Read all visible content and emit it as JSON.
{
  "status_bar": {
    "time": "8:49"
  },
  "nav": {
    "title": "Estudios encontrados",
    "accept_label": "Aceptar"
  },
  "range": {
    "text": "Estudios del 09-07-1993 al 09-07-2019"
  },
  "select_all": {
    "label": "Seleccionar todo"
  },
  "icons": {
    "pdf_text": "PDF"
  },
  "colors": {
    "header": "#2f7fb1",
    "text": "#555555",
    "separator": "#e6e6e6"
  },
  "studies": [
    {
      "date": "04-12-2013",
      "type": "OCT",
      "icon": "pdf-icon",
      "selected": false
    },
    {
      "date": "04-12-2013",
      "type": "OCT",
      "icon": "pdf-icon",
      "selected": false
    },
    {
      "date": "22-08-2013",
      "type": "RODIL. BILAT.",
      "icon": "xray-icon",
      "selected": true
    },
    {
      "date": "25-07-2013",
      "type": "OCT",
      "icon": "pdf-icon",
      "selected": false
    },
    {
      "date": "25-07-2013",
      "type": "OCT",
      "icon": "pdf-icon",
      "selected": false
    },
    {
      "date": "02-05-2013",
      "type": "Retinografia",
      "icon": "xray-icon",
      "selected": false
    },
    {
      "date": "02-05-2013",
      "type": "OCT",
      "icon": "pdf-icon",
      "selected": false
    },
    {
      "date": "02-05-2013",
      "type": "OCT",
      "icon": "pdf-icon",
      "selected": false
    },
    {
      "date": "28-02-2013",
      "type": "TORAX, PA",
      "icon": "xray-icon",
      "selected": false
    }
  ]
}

### [WRITTEN INSTRUCTION]
From the data above, show each line that contains "Estudios".

### [OUTPUT OF THE TASK]
    "title": "Estudios encontrados",
    "text": "Estudios del 09-07-1993 al 09-07-2019"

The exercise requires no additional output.